Return, verbatim, the portion of the Behrens–Fisher text that runs from "Monte Carlo simulation" up to and including "replicate(nSim,sample(n,n,replace = FALSE))".

◆ Document section
————

Assume that the cdfs \(F(t)\) and \(G(t)\) are symmetric about \(\theta_X\) and \(\theta_Y\)
Let \(P_1,\dots,P_{n1}\) denote the placements of the \(X_i\)'s in terms of the \(Y\)-sample \[P_i = \#_j \{ Y_j < X_i \}, i = 1,\dots,n_1\]
Let \(Q_1,\dots,Q_n\) denote the placements of the \(Y_j\)'s in terms of the \(X\)-sample \[Q_j = \#_i \{X_i < Y_j \}, j=1,\dots,n_2\]

Behrens–Fisher Problem

Define \[\bar{P} = \frac{1}{n_1} \sum_{i=1}^{n_1} P_i \hspace{1cm}\text{and}\hspace{1cm} \bar{Q} = \frac{1}{n_2} \sum_{j=1}^{n_2} Q_j\] \[V_1 = \sum_{i=1}^{n_1} (P_i-\bar{P})^2 \hspace{1cm}\text{and}\hspace{1cm} V_2 = \sum_{j=1}^{n_2} (Q_j-\bar{Q})^2\]
Then the standardized test statistic is \[ U = \frac{\sum_{j=1}^{n_2} Q_j - \sum_{i=1}^{n_1} P_j}{2 \left(V_1 + V_2 + \bar{P}\bar{Q}\right)^{1/2}} \]

Behrens–Fisher Problem

Monte Carlo simulation of distibution of \(U\) under the null

n1 = length(hg); n2 = length(lg); n = n1+n2; nSim = 10000
Shuffle = replicate(nSim,sample(n,n,replace = FALSE))
Xi = Shuffle[1:n1,]
Yj = Shuffle[(n1+1):n,]

U = function(Xi,Yj) {
  Pi = function(i) { sum(Yj < Xi[i]) }; Qj = function(j) { sum(Xi < Yj[j]) }
  P = sapply(1:n1,Pi); Q = sapply(1:n2,Qj)
  Phat = mean(P); Qhat = mean(Q)
  V1 = sum((P-Phat)^2); V2 = sum((Q-Qhat)^2)

————

◆ Data supplied

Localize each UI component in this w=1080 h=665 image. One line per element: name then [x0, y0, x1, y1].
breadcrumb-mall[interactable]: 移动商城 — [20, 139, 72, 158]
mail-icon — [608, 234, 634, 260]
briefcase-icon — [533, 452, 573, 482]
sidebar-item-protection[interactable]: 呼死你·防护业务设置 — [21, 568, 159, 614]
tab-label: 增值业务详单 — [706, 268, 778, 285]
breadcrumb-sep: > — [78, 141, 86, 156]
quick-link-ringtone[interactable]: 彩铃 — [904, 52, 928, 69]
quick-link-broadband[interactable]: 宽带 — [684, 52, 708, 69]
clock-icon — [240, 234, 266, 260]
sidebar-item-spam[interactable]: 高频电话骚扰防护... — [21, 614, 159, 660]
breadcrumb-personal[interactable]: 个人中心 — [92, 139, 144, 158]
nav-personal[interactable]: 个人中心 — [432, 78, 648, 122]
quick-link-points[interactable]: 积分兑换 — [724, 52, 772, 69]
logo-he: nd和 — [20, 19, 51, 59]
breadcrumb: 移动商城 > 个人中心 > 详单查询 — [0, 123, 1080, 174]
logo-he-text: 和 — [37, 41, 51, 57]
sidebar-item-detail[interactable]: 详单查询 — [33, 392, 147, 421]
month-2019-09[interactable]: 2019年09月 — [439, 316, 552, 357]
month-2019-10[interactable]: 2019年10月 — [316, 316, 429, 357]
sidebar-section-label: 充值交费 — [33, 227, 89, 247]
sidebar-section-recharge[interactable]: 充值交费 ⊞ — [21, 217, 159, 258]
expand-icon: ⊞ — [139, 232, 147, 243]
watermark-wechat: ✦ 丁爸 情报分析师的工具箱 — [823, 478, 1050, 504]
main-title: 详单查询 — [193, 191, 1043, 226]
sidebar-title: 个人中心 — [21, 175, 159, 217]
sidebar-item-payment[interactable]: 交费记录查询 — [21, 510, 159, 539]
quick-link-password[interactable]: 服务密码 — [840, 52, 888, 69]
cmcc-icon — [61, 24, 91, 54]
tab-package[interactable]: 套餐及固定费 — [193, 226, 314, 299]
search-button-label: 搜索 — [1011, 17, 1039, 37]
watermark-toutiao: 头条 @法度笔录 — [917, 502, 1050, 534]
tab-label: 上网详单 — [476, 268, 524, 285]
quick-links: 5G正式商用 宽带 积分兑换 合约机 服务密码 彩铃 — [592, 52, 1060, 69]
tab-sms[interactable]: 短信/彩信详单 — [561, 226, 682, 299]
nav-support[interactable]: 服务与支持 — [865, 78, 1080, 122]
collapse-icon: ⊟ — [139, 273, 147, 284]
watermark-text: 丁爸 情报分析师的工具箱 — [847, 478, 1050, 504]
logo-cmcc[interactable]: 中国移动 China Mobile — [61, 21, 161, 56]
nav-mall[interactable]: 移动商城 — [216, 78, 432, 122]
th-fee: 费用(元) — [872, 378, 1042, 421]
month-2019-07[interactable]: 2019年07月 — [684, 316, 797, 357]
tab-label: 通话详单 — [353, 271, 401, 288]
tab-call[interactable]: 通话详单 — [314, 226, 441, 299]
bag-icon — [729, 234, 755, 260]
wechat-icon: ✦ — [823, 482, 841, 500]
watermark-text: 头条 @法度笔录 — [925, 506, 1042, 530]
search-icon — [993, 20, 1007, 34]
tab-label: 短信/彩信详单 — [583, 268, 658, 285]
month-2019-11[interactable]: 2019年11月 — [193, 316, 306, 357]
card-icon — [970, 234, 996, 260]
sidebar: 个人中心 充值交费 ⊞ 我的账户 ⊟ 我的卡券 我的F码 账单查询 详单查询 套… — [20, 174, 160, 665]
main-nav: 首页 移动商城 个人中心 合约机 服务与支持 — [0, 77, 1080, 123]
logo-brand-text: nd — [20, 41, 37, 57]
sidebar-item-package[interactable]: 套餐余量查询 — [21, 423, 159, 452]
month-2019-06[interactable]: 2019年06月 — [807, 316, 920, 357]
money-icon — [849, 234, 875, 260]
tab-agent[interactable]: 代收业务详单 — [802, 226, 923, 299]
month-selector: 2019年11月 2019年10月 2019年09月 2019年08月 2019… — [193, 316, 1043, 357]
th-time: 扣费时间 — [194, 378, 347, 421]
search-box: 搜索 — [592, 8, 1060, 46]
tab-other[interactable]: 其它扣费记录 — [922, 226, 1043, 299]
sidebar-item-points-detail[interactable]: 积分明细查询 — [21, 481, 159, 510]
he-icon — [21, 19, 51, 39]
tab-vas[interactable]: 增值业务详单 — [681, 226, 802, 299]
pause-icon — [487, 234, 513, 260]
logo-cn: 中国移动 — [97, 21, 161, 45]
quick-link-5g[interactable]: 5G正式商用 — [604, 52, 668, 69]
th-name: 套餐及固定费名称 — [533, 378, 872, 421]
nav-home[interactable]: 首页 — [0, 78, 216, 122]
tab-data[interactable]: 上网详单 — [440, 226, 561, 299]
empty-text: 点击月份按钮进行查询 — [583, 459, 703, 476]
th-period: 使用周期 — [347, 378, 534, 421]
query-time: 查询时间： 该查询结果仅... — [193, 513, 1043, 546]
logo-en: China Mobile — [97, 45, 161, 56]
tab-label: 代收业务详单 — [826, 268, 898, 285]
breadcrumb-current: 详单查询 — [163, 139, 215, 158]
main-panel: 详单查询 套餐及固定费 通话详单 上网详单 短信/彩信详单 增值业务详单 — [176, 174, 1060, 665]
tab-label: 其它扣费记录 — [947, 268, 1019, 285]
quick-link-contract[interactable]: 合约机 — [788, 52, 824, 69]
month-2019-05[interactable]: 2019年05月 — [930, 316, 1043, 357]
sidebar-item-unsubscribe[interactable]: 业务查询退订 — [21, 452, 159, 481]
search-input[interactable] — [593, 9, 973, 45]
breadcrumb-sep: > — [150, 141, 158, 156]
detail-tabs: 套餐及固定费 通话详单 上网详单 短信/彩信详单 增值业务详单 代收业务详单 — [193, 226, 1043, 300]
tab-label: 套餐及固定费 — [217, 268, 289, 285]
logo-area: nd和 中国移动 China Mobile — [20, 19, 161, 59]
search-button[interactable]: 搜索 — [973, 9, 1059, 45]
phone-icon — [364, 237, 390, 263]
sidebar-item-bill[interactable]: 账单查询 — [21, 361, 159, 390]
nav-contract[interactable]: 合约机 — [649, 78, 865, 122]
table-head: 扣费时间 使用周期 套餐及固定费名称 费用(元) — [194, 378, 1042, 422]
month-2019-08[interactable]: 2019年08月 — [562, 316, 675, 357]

————

◆ Correct answer
Monte Carlo simulation of distibution of \(U\) under the null

n1 = length(hg); n2 = length(lg); n = n1+n2; nSim = 10000
Shuffle = replicate(nSim,sample(n,n,replace = FALSE))